[Stored entries]
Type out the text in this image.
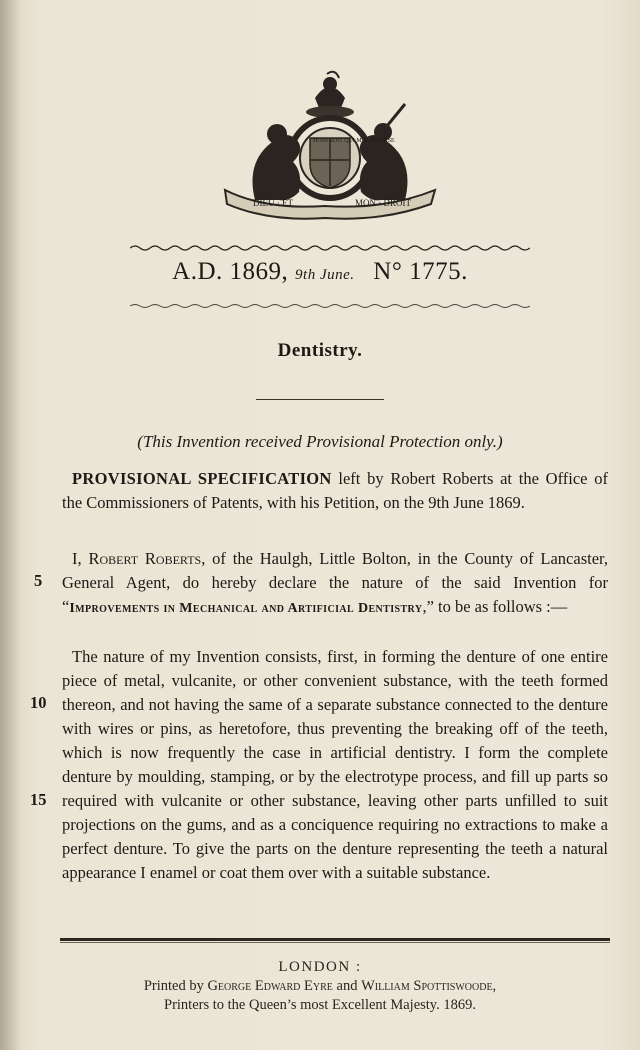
DIEU · ET	MON · DROIT
HONI SOIT QUI MAL Y PENSE
A.D. 1869, 9th June. N° 1775.
Dentistry.
(This Invention received Provisional Protection only.)
PROVISIONAL SPECIFICATION left by Robert Roberts at the Office of the Commissioners of Patents, with his Petition, on the 9th June 1869.
I, Robert Roberts, of the Haulgh, Little Bolton, in the County of Lancaster, General Agent, do hereby declare the nature of the said Invention for “Improvements in Mechanical and Artificial Dentistry,” to be as follows :—
The nature of my Invention consists, first, in forming the denture of one entire piece of metal, vulcanite, or other convenient substance, with the teeth formed thereon, and not having the same of a separate substance connected to the denture with wires or pins, as heretofore, thus preventing the breaking off of the teeth, which is now frequently the case in artificial dentistry. I form the complete denture by moulding, stamping, or by the electrotype process, and fill up parts so required with vulcanite or other substance, leaving other parts unfilled to suit projections on the gums, and as a conciquence requiring no extractions to make a perfect denture. To give the parts on the denture representing the teeth a natural appearance I enamel or coat them over with a suitable substance.
5
10
15
LONDON :
Printed by George Edward Eyre and William Spottiswoode,
Printers to the Queen’s most Excellent Majesty. 1869.
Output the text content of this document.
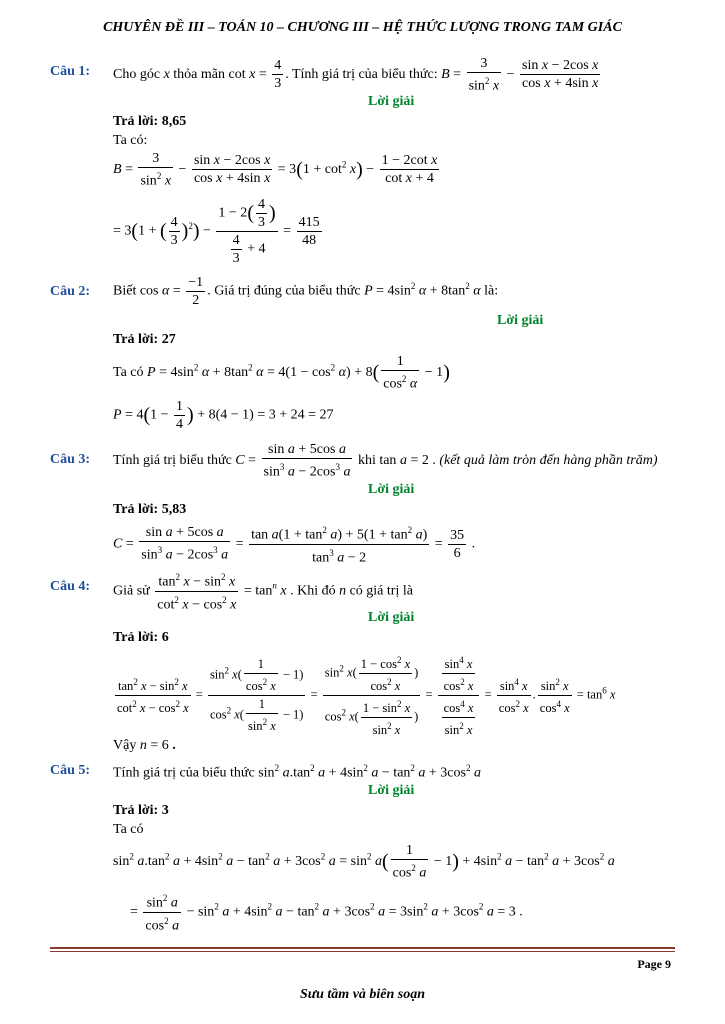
CHUYÊN ĐỀ III – TOÁN 10 – CHƯƠNG III – HỆ THỨC LƯỢNG TRONG TAM GIÁC
Câu 1: Cho góc x thỏa mãn $\cot x = \frac{4}{3}$ . Tính giá trị của biểu thức: $B = \frac{3}{\sin^2 x} - \frac{\text{sin x − 2cos x}}{\text{cos x + 4sin x}}$
Lời giải
Trả lời: 8,65
Ta có:
$B = \frac{3}{\sin^2 x} - \frac{\text{sin x − 2cos x}}{\text{cos x + 4sin x}} = 3(1 + \cot^2 x) - \frac{\text{1 − 2cot x}}{\text{cot x + 4}}$
= 3(1 + ( $\frac{4}{3} )^2) - \frac{1 - 2( \frac{4}{3} )}{\frac{4}{3} + 4} = \frac{415}{48}$
Câu 2: Biết $\cos \alpha = \frac{-1}{2}$ . Giá trị đúng của biểu thức $P = 4\sin^2$ $\alpha + 8\tan^2$ α là:
Lời giải
Trả lời: 27
Ta có $P = 4\sin^2$ $\alpha + 8\tan^2$ $\alpha = 4(1 - \cos^2 \alpha) + 8( \frac{1}{\cos^2 \alpha} - 1)$
$P = 4(1 - \frac{1}{4}$ ) + 8(4 − 1) = 3 + 24 = 27
Câu 3: Tính giá trị biểu thức $C = \frac{\text{sin a + 5cos a}}{\sin^3 a - 2\cos^3 a}$ khi tan a = 2 . (kết quả làm tròn đến hàng phần trăm)
Lời giải
Trả lời: 5,83
$C = \frac{\text{sin a + 5cos a}}{\sin^3 a - 2\cos^3 a} = \frac{\tan a(1 + \tan^2 a) + 5(1 + \tan^2 a)}{\tan^3 a - 2} = \frac{35}{6}$ .
Câu 4: Giả sử $\frac{\tan^2 x - \sin^2 x}{\cot^2 x - \cos^2 x} = \tan^n x$ . Khi đó n có giá trị là
Lời giải
Trả lời: 6
$\frac{\tan^2 x - \sin^2 x}{\cot^2 x - \cos^2 x} = \frac{\sin^2 x( \frac{1}{\cos^2 x} - 1)}{\cos^2 x( \frac{1}{\sin^2 x} - 1)} = \frac{\sin^2 x( \frac{1 - \cos^2 x}{\cos^2 x} )}{\cos^2 x( \frac{1 - \sin^2 x}{\sin^2 x} )} = \frac{\frac{\sin^4 x}{\cos^2 x}}{\frac{\cos^4 x}{\sin^2 x}} = \frac{\sin^4 x}{\cos^2 x}$ . $\frac{\sin^2 x}{\cos^4 x} = \tan^6 x$
Vậy n = 6 .
Câu 5: Tính giá trị của biểu thức $\sin^2 a.\tan^2$ $a + 4\sin^2$ $a - \tan^2 a + 3\cos^2$ a
Lời giải
Trả lời: 3
Ta có
$\sin^2 a.\tan^2$ $a + 4\sin^2$ $a - \tan^2 a + 3\cos^2$ $a = \sin^2 a( \frac{1}{\cos^2 a} - 1) + 4\sin^2$ $a - \tan^2 a + 3\cos^2$ a
= $\frac{\sin^2 a}{\cos^2 a} - \sin^2 a + 4\sin^2$ $a - \tan^2 a + 3\cos^2$ $a = 3\sin^2$ $a + 3\cos^2$ a = 3 .
Page 9
Sưu tầm và biên soạn
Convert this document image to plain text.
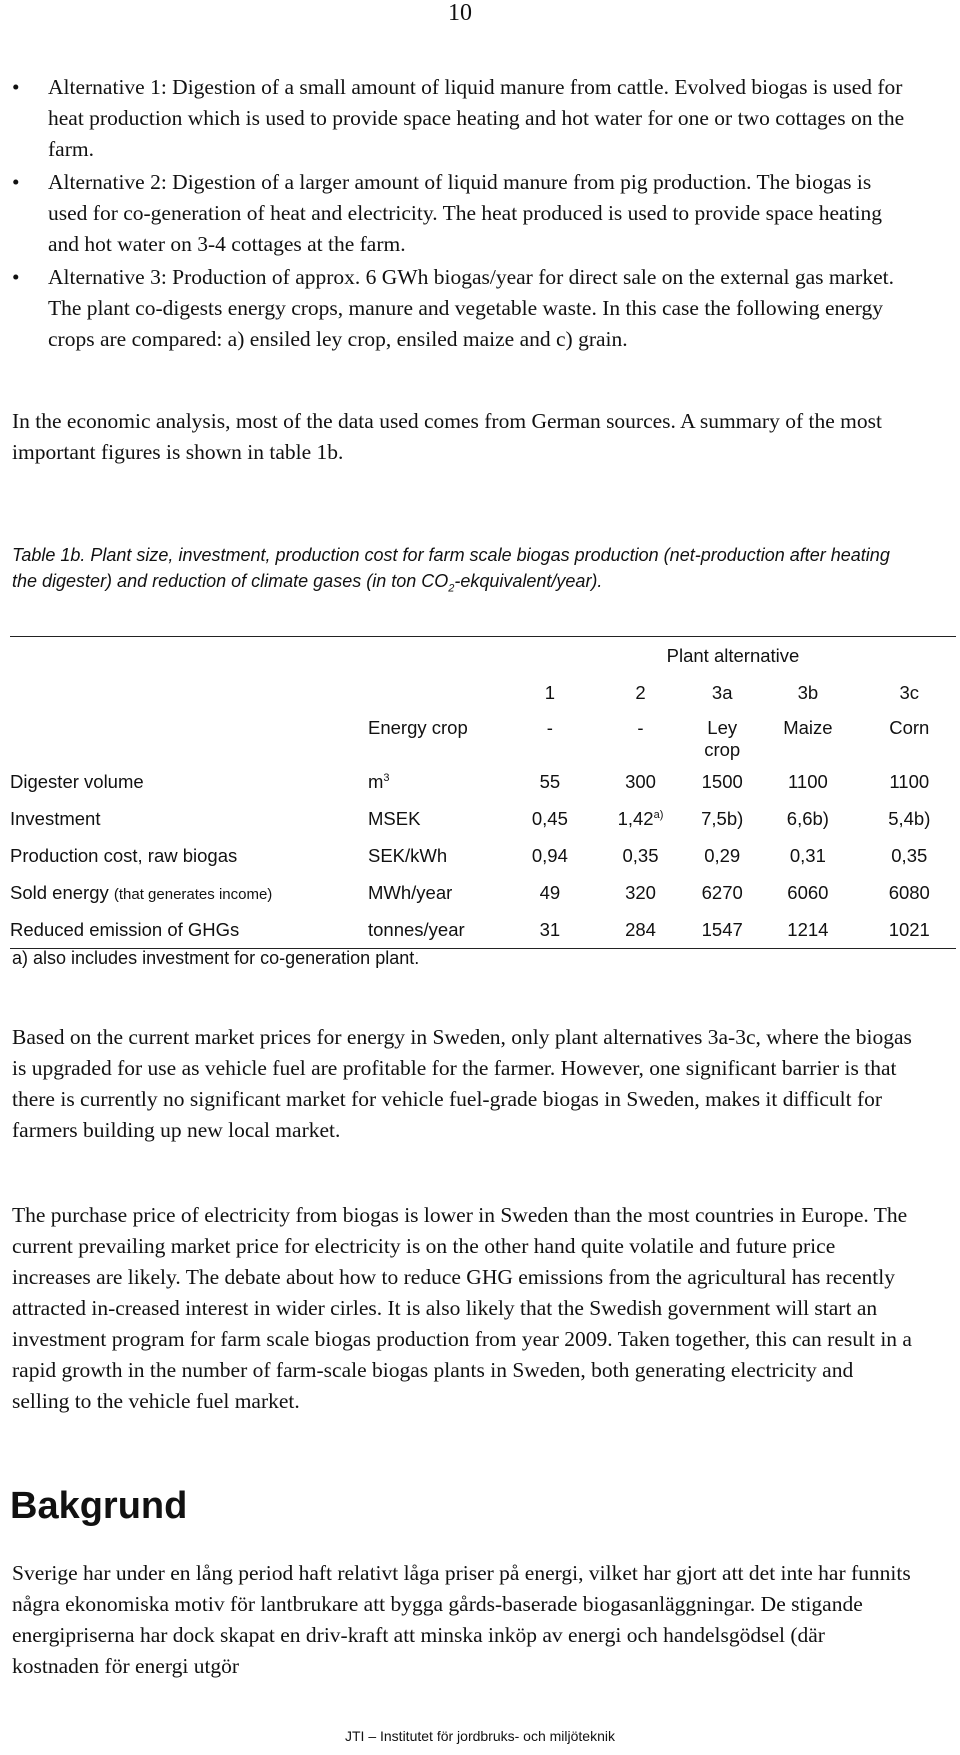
10
• Alternative 1: Digestion of a small amount of liquid manure from cattle. Evolved biogas is used for heat production which is used to provide space heating and hot water for one or two cottages on the farm.
• Alternative 2: Digestion of a larger amount of liquid manure from pig production. The biogas is used for co-generation of heat and electricity. The heat produced is used to provide space heating and hot water on 3-4 cottages at the farm.
• Alternative 3: Production of approx. 6 GWh biogas/year for direct sale on the external gas market. The plant co-digests energy crops, manure and vegetable waste. In this case the following energy crops are compared: a) ensiled ley crop, ensiled maize and c) grain.

In the economic analysis, most of the data used comes from German sources. A summary of the most important figures is shown in table 1b.

Table 1b. Plant size, investment, production cost for farm scale biogas production (net-production after heating the digester) and reduction of climate gases (in ton $CO_2-ekquivalent/year$).

		Plant alternative				
		1	2	3a	3b	3c
	Energy crop	-	-	Ley crop	Maize	Corn
Digester volume	$m^3$	55	300	1500	1100	1100
Investment	MSEK	0,45	1,42$^{a)}$	7,5b)	6,6b)	5,4b)
Production cost, raw biogas	SEK/kWh	0,94	0,35	0,29	0,31	0,35
Sold energy (that generates income)	MWh/year	49	320	6270	6060	6080
Reduced emission of GHGs	tonnes/year	31	284	1547	1214	1021
a) also includes investment for co-generation plant.

Based on the current market prices for energy in Sweden, only plant alternatives 3a-3c, where the biogas is upgraded for use as vehicle fuel are profitable for the farmer. However, one significant barrier is that there is currently no significant market for vehicle fuel-grade biogas in Sweden, makes it difficult for farmers building up new local market.

The purchase price of electricity from biogas is lower in Sweden than the most countries in Europe. The current prevailing market price for electricity is on the other hand quite volatile and future price increases are likely. The debate about how to reduce GHG emissions from the agricultural has recently attracted in-creased interest in wider cirles. It is also likely that the Swedish government will start an investment program for farm scale biogas production from year 2009. Taken together, this can result in a rapid growth in the number of farm-scale biogas plants in Sweden, both generating electricity and selling to the vehicle fuel market.

Bakgrund

Sverige har under en lång period haft relativt låga priser på energi, vilket har gjort att det inte har funnits några ekonomiska motiv för lantbrukare att bygga gårds-baserade biogasanläggningar. De stigande energipriserna har dock skapat en driv-kraft att minska inköp av energi och handelsgödsel (där kostnaden för energi utgör

JTI – Institutet för jordbruks- och miljöteknik
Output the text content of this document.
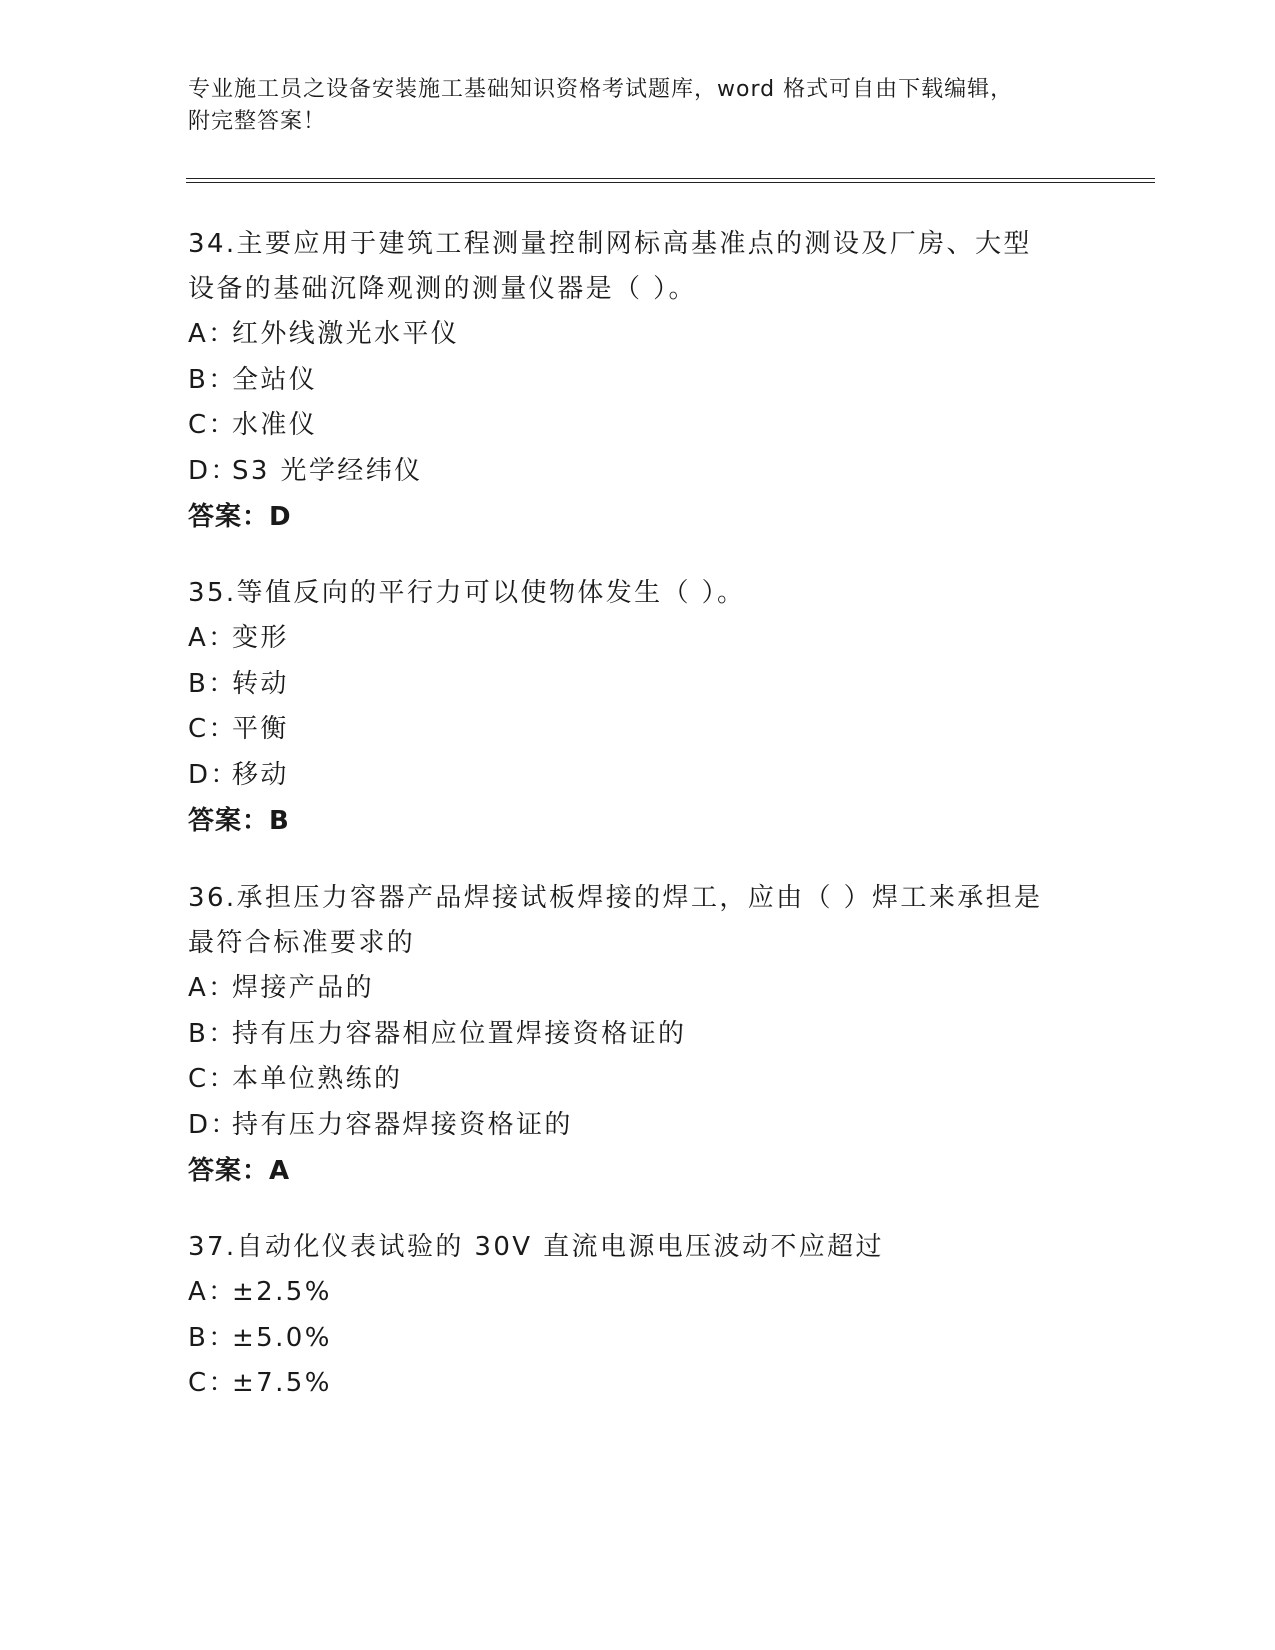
专业施工员之设备安装施工基础知识资格考试题库，word 格式可自由下载编辑，
附完整答案！

34.主要应用于建筑工程测量控制网标高基准点的测设及厂房、大型设备的基础沉降观测的测量仪器是（ ）。

A：红外线激光水平仪

B：全站仪

C：水准仪

D：S3 光学经纬仪

答案：D

35.等值反向的平行力可以使物体发生（ ）。

A：变形

B：转动

C：平衡

D：移动

答案：B

36.承担压力容器产品焊接试板焊接的焊工，应由（ ）焊工来承担是最符合标准要求的

A：焊接产品的

B：持有压力容器相应位置焊接资格证的

C：本单位熟练的

D：持有压力容器焊接资格证的

答案：A

37.自动化仪表试验的 30V 直流电源电压波动不应超过

A：±2.5%

B：±5.0%

C：±7.5%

[Exercise description]: Lines that include the word "only" are to be extracted from the data above.

[Correct answer]:
(This Invention received Provisional Protection only.)
Based on the current market prices for energy in Sweden, only plant alternatives 3a-3c, where the biogas is upgraded for use as vehicle fuel are profitable for the farmer. However, one significant barrier is that there is currently no significant market for vehicle fuel-grade biogas in Sweden, makes it difficult for farmers building up new local market.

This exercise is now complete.